Copy out the data exactly, leaving the pictures behind.

================================

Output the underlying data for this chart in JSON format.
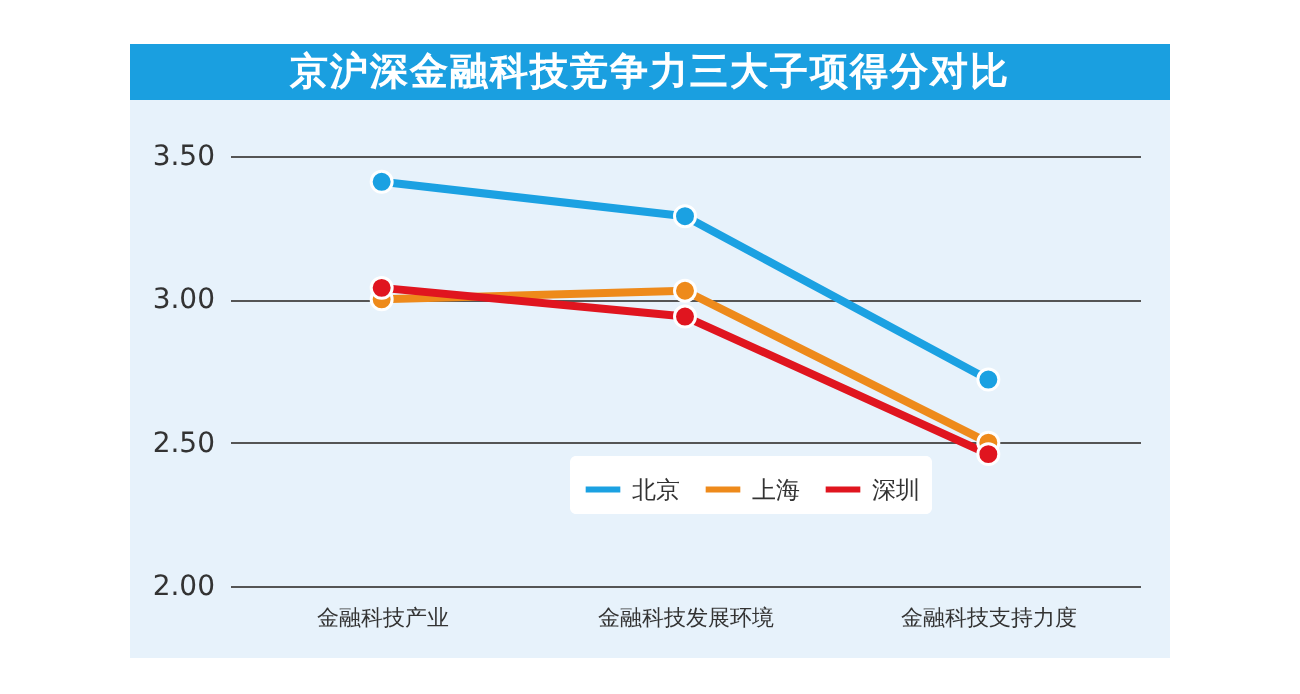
{
  "chart_data": {
    "type": "line",
    "title": "京沪深金融科技竞争力三大子项得分对比",
    "categories": [
      "金融科技产业",
      "金融科技发展环境",
      "金融科技支持力度"
    ],
    "series": [
      {
        "name": "北京",
        "color": "#1ba1e2",
        "values": [
          3.41,
          3.29,
          2.72
        ]
      },
      {
        "name": "上海",
        "color": "#ee8a1b",
        "values": [
          3.0,
          3.03,
          2.5
        ]
      },
      {
        "name": "深圳",
        "color": "#e0151f",
        "values": [
          3.04,
          2.94,
          2.46
        ]
      }
    ],
    "ylim": [
      2.0,
      3.5
    ],
    "yticks": [
      {
        "value": 2,
        "label": "2.00"
      },
      {
        "value": 2.5,
        "label": "2.50"
      },
      {
        "value": 3,
        "label": "3.00"
      },
      {
        "value": 3.5,
        "label": "3.50"
      }
    ],
    "grid": "y",
    "legend": "bottom",
    "marker": "circle",
    "line_style": "solid"
  }
}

================================

▸ Correct answer:
Output the underlying data for this chart in JSON format.
{
  "chart_data": {
    "type": "line",
    "title": "京沪深金融科技竞争力三大子项得分对比",
    "categories": [
      "金融科技产业",
      "金融科技发展环境",
      "金融科技支持力度"
    ],
    "series": [
      {
        "name": "北京",
        "color": "#1ba1e2",
        "values": [
          3.41,
          3.29,
          2.72
        ]
      },
      {
        "name": "上海",
        "color": "#ee8a1b",
        "values": [
          3.0,
          3.03,
          2.5
        ]
      },
      {
        "name": "深圳",
        "color": "#e0151f",
        "values": [
          3.04,
          2.94,
          2.46
        ]
      }
    ],
    "ylim": [
      2.0,
      3.5
    ],
    "yticks": [
      {
        "value": 2,
        "label": "2.00"
      },
      {
        "value": 2.5,
        "label": "2.50"
      },
      {
        "value": 3,
        "label": "3.00"
      },
      {
        "value": 3.5,
        "label": "3.50"
      }
    ],
    "grid": "y",
    "legend": "bottom",
    "marker": "circle",
    "line_style": "solid"
  }
}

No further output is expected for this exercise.